▸ The exercise: Note how many lines hold the string "California" and give that number without any other words.

***** Data section *****

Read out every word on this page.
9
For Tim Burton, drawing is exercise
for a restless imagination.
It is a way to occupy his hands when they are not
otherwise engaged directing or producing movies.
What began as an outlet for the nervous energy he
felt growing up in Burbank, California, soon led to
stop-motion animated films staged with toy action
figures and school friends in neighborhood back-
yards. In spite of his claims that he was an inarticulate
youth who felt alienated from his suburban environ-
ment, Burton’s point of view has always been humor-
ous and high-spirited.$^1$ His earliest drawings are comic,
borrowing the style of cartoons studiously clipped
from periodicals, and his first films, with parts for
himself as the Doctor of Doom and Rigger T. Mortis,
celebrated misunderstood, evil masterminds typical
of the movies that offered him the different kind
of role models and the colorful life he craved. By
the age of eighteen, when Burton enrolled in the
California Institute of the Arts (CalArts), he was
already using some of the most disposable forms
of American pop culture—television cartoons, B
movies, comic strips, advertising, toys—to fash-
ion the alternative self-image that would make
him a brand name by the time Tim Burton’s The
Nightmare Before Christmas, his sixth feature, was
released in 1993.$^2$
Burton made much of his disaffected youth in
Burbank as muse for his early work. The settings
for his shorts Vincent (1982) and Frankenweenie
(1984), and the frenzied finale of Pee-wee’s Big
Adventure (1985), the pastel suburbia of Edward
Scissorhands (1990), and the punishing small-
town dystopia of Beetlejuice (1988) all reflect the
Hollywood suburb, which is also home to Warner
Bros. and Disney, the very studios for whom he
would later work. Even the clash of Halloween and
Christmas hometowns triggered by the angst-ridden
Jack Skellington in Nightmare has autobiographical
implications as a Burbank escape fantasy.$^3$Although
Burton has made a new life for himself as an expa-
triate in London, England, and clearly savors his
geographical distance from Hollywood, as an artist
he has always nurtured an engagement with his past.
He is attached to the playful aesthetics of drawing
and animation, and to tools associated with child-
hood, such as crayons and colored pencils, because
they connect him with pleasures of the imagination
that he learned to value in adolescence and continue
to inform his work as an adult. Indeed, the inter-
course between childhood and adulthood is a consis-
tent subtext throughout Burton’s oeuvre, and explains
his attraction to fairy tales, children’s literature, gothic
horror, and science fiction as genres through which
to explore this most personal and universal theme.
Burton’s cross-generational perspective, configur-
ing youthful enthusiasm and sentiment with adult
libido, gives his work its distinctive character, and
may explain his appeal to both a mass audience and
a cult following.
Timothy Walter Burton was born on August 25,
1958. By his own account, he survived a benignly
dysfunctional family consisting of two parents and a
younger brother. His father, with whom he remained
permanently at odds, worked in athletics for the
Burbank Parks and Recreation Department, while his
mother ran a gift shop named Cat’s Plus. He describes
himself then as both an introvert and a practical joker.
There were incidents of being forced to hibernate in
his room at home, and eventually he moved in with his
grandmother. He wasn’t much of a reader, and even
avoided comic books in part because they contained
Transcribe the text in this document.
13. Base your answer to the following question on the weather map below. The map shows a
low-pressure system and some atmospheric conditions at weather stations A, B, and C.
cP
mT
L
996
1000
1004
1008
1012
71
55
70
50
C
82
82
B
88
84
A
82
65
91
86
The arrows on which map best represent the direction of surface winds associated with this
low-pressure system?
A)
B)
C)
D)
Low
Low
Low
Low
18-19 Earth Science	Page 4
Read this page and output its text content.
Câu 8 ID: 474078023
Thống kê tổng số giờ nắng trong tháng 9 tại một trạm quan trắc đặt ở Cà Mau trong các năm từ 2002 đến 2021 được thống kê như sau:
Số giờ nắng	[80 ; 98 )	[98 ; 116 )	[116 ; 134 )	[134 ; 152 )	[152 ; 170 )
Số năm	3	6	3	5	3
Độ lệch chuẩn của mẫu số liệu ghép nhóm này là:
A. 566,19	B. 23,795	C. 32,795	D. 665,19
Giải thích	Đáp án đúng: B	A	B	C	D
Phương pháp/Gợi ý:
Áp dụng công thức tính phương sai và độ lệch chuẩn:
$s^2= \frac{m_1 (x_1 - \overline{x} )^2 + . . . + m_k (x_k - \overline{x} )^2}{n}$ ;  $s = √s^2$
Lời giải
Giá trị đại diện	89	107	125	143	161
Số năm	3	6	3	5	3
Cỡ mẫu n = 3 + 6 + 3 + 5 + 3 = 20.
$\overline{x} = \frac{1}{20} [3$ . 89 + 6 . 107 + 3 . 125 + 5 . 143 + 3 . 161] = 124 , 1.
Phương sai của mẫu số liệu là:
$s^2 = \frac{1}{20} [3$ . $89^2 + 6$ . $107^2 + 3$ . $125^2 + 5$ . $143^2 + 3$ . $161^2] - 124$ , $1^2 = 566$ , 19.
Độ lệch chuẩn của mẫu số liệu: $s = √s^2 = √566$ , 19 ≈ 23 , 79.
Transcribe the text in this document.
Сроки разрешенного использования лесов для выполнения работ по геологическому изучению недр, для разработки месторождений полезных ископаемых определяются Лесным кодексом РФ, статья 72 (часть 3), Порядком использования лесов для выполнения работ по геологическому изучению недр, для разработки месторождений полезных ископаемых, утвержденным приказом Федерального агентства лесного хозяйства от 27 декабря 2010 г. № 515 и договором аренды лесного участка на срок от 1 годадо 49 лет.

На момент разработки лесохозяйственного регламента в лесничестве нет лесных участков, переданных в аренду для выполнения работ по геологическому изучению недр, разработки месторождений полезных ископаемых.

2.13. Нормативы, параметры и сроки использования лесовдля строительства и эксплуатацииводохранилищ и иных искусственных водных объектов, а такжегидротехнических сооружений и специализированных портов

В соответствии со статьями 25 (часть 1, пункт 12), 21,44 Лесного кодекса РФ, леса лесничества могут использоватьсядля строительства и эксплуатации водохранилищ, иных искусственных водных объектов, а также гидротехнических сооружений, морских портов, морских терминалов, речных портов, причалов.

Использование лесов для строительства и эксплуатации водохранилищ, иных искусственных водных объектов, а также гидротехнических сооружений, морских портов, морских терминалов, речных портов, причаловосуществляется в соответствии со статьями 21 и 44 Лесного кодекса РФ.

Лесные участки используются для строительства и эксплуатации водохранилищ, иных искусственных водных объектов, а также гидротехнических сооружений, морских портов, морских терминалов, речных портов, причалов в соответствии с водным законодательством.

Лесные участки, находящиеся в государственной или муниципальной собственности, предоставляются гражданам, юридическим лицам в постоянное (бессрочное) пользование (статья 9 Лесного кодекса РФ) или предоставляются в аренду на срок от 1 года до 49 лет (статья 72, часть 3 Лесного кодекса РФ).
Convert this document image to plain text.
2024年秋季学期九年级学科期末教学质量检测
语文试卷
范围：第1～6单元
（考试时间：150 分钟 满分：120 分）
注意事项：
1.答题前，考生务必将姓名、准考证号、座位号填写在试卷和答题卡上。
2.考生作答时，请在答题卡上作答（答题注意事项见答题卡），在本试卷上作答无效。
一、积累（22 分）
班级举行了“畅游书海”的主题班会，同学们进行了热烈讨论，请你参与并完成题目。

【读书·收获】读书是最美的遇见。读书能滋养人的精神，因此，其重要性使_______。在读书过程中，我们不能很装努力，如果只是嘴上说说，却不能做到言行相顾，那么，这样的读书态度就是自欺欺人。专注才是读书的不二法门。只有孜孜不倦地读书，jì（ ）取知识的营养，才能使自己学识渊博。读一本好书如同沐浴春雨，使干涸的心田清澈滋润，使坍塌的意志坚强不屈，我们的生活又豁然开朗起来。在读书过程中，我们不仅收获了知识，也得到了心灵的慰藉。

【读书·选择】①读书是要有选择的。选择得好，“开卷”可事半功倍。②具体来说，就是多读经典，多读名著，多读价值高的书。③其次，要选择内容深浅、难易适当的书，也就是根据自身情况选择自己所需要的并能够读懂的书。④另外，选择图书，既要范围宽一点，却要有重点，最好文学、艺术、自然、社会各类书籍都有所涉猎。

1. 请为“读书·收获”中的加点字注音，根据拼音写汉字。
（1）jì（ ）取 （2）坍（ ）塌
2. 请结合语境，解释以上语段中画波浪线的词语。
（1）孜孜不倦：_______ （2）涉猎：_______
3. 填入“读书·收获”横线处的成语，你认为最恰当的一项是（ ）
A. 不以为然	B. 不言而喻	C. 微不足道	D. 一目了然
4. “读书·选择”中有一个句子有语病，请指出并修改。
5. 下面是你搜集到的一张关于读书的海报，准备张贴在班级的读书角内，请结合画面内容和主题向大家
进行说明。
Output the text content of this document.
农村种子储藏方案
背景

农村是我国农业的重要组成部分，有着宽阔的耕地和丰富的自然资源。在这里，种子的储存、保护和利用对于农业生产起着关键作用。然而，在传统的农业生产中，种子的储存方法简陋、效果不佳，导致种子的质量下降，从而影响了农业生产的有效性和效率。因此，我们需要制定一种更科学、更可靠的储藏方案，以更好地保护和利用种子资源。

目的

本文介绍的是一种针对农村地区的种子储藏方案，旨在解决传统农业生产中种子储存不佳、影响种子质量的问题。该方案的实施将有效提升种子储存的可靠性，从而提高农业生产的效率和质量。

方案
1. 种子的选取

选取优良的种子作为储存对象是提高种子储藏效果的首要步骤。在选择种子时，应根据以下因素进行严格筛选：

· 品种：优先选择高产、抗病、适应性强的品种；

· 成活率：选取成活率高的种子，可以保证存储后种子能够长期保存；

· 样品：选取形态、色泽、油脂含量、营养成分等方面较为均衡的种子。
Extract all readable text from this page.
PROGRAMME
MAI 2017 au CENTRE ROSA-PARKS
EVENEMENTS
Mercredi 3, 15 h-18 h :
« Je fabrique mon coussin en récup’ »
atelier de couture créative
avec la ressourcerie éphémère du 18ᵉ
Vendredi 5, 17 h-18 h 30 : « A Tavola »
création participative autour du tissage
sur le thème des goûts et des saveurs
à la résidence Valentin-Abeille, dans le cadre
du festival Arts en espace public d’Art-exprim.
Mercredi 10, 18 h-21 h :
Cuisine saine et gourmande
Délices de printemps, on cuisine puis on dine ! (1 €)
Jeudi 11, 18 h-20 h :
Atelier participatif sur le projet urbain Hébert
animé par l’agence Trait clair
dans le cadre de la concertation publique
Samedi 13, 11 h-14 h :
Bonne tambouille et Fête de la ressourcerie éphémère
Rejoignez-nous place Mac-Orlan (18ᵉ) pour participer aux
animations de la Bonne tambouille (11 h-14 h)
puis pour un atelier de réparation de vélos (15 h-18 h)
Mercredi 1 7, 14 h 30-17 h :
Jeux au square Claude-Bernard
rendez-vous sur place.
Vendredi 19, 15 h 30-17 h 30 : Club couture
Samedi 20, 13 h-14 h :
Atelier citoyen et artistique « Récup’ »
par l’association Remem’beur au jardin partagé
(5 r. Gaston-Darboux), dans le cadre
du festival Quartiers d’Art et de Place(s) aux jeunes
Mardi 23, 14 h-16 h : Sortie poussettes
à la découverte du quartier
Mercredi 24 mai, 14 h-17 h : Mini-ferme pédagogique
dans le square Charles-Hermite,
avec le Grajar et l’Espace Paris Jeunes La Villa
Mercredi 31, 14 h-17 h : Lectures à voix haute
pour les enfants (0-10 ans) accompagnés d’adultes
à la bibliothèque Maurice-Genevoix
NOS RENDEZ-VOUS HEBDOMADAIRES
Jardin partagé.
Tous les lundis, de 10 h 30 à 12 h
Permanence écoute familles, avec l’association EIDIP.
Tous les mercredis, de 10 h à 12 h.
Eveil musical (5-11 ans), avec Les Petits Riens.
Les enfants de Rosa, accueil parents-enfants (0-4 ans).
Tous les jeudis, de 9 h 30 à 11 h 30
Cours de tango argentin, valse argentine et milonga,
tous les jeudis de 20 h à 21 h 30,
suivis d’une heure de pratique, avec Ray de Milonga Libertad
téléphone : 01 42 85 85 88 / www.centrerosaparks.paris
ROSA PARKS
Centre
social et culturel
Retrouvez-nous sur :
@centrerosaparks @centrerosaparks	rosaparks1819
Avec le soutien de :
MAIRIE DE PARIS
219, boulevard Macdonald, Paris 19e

*****

▸ Full answer: 2